>>>>

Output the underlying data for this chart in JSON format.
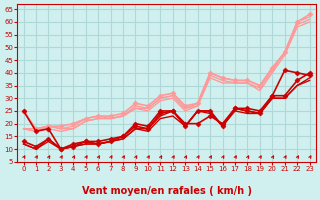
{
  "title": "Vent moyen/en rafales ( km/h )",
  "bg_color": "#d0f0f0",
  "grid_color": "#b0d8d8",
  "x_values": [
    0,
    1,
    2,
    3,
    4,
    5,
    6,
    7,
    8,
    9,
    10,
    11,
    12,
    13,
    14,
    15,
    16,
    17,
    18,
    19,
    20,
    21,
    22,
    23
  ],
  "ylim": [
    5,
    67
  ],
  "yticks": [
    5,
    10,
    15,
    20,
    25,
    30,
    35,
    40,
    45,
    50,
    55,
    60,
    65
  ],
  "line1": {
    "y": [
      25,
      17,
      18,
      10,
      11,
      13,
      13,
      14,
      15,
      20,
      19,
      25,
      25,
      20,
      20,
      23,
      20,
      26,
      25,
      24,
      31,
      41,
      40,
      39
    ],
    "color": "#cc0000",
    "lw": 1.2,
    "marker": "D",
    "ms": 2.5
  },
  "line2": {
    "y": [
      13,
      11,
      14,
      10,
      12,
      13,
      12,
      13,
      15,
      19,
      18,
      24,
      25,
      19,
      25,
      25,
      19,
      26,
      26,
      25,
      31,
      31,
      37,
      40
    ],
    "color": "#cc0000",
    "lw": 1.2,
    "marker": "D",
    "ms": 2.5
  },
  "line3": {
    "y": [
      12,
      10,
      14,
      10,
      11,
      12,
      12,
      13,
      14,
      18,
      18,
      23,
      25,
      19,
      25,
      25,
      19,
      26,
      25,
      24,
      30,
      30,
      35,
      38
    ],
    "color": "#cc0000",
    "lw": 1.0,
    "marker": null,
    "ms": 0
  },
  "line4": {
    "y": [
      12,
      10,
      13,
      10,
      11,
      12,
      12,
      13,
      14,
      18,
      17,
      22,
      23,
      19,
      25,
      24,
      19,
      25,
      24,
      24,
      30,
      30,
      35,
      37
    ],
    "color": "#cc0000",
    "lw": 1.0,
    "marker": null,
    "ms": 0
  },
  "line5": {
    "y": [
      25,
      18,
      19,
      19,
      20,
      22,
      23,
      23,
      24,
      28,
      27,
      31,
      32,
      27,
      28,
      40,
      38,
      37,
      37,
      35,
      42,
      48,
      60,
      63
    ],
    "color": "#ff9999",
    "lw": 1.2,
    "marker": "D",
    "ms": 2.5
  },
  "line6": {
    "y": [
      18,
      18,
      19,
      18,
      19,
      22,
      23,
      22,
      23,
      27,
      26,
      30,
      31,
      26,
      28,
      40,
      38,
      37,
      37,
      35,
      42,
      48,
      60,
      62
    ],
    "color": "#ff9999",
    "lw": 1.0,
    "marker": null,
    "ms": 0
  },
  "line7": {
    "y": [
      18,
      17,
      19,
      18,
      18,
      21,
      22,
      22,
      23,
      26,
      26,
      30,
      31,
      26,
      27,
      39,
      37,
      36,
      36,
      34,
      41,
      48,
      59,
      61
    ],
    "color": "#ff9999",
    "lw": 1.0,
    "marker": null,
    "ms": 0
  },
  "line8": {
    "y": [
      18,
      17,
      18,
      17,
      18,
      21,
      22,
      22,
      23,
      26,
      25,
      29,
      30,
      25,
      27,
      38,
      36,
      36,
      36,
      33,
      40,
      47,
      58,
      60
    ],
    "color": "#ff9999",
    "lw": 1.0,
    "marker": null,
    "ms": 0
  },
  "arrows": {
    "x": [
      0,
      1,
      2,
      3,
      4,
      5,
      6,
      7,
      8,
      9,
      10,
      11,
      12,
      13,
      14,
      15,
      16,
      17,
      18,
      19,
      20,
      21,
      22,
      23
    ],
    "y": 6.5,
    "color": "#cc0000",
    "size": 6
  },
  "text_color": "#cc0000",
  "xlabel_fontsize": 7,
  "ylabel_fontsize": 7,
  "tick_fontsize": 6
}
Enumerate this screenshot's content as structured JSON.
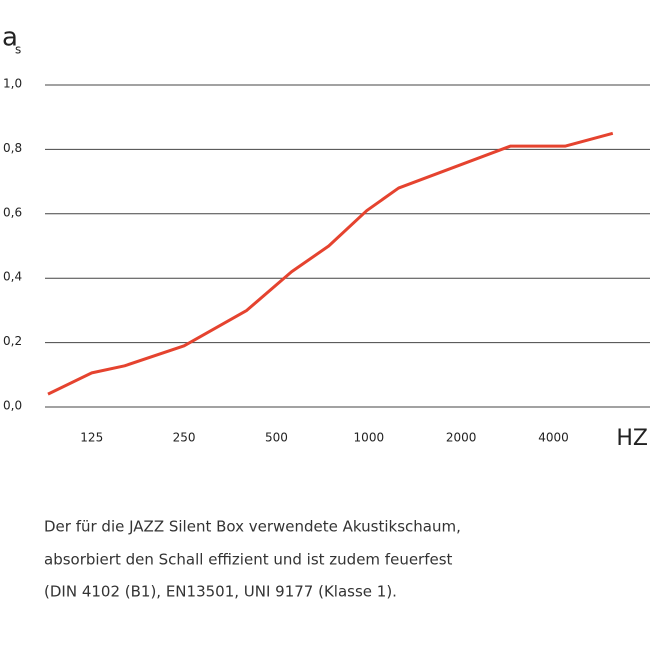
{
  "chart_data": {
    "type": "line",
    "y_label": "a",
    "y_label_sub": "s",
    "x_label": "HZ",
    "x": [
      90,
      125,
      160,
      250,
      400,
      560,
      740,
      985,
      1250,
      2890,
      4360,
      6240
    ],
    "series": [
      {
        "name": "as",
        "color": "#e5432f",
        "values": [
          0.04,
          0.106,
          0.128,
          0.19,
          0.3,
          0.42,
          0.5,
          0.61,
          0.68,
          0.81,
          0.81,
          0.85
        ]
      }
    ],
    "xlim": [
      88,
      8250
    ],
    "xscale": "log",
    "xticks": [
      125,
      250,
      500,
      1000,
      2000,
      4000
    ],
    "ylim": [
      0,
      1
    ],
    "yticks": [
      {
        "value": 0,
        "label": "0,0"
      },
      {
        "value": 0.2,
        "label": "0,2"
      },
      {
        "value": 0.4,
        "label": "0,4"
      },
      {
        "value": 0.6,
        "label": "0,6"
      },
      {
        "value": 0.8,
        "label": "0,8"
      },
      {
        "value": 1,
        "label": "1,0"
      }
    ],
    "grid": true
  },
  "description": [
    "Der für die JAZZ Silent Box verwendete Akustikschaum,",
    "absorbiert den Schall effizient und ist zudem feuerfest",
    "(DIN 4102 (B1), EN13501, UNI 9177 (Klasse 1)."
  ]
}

<<<<

# WHAT IS NEEDED
All the lines above are to be reproduced exactly, except the pictures.

# RESULT OF THE EXERCISE
Output the underlying data for this chart in JSON format.
{
  "title": "Vent moyen/en rafales ( km/h )",
  "bg_color": "#d0f0f0",
  "grid_color": "#b0d8d8",
  "x_values": [
    0,
    1,
    2,
    3,
    4,
    5,
    6,
    7,
    8,
    9,
    10,
    11,
    12,
    13,
    14,
    15,
    16,
    17,
    18,
    19,
    20,
    21,
    22,
    23
  ],
  "ylim": [
    5,
    67
  ],
  "yticks": [
    5,
    10,
    15,
    20,
    25,
    30,
    35,
    40,
    45,
    50,
    55,
    60,
    65
  ],
  "line1": {
    "y": [
      25,
      17,
      18,
      10,
      11,
      13,
      13,
      14,
      15,
      20,
      19,
      25,
      25,
      20,
      20,
      23,
      20,
      26,
      25,
      24,
      31,
      41,
      40,
      39
    ],
    "color": "#cc0000",
    "lw": 1.2,
    "marker": "D",
    "ms": 2.5
  },
  "line2": {
    "y": [
      13,
      11,
      14,
      10,
      12,
      13,
      12,
      13,
      15,
      19,
      18,
      24,
      25,
      19,
      25,
      25,
      19,
      26,
      26,
      25,
      31,
      31,
      37,
      40
    ],
    "color": "#cc0000",
    "lw": 1.2,
    "marker": "D",
    "ms": 2.5
  },
  "line3": {
    "y": [
      12,
      10,
      14,
      10,
      11,
      12,
      12,
      13,
      14,
      18,
      18,
      23,
      25,
      19,
      25,
      25,
      19,
      26,
      25,
      24,
      30,
      30,
      35,
      38
    ],
    "color": "#cc0000",
    "lw": 1.0,
    "marker": null,
    "ms": 0
  },
  "line4": {
    "y": [
      12,
      10,
      13,
      10,
      11,
      12,
      12,
      13,
      14,
      18,
      17,
      22,
      23,
      19,
      25,
      24,
      19,
      25,
      24,
      24,
      30,
      30,
      35,
      37
    ],
    "color": "#cc0000",
    "lw": 1.0,
    "marker": null,
    "ms": 0
  },
  "line5": {
    "y": [
      25,
      18,
      19,
      19,
      20,
      22,
      23,
      23,
      24,
      28,
      27,
      31,
      32,
      27,
      28,
      40,
      38,
      37,
      37,
      35,
      42,
      48,
      60,
      63
    ],
    "color": "#ff9999",
    "lw": 1.2,
    "marker": "D",
    "ms": 2.5
  },
  "line6": {
    "y": [
      18,
      18,
      19,
      18,
      19,
      22,
      23,
      22,
      23,
      27,
      26,
      30,
      31,
      26,
      28,
      40,
      38,
      37,
      37,
      35,
      42,
      48,
      60,
      62
    ],
    "color": "#ff9999",
    "lw": 1.0,
    "marker": null,
    "ms": 0
  },
  "line7": {
    "y": [
      18,
      17,
      19,
      18,
      18,
      21,
      22,
      22,
      23,
      26,
      26,
      30,
      31,
      26,
      27,
      39,
      37,
      36,
      36,
      34,
      41,
      48,
      59,
      61
    ],
    "color": "#ff9999",
    "lw": 1.0,
    "marker": null,
    "ms": 0
  },
  "line8": {
    "y": [
      18,
      17,
      18,
      17,
      18,
      21,
      22,
      22,
      23,
      26,
      25,
      29,
      30,
      25,
      27,
      38,
      36,
      36,
      36,
      33,
      40,
      47,
      58,
      60
    ],
    "color": "#ff9999",
    "lw": 1.0,
    "marker": null,
    "ms": 0
  },
  "arrows": {
    "x": [
      0,
      1,
      2,
      3,
      4,
      5,
      6,
      7,
      8,
      9,
      10,
      11,
      12,
      13,
      14,
      15,
      16,
      17,
      18,
      19,
      20,
      21,
      22,
      23
    ],
    "y": 6.5,
    "color": "#cc0000",
    "size": 6
  },
  "text_color": "#cc0000",
  "xlabel_fontsize": 7,
  "ylabel_fontsize": 7,
  "tick_fontsize": 6
}
Enumerate this screenshot's content as structured JSON.
{
  "chart_data": {
    "type": "line",
    "y_label": "a",
    "y_label_sub": "s",
    "x_label": "HZ",
    "x": [
      90,
      125,
      160,
      250,
      400,
      560,
      740,
      985,
      1250,
      2890,
      4360,
      6240
    ],
    "series": [
      {
        "name": "as",
        "color": "#e5432f",
        "values": [
          0.04,
          0.106,
          0.128,
          0.19,
          0.3,
          0.42,
          0.5,
          0.61,
          0.68,
          0.81,
          0.81,
          0.85
        ]
      }
    ],
    "xlim": [
      88,
      8250
    ],
    "xscale": "log",
    "xticks": [
      125,
      250,
      500,
      1000,
      2000,
      4000
    ],
    "ylim": [
      0,
      1
    ],
    "yticks": [
      {
        "value": 0,
        "label": "0,0"
      },
      {
        "value": 0.2,
        "label": "0,2"
      },
      {
        "value": 0.4,
        "label": "0,4"
      },
      {
        "value": 0.6,
        "label": "0,6"
      },
      {
        "value": 0.8,
        "label": "0,8"
      },
      {
        "value": 1,
        "label": "1,0"
      }
    ],
    "grid": true
  },
  "description": [
    "Der für die JAZZ Silent Box verwendete Akustikschaum,",
    "absorbiert den Schall effizient und ist zudem feuerfest",
    "(DIN 4102 (B1), EN13501, UNI 9177 (Klasse 1)."
  ]
}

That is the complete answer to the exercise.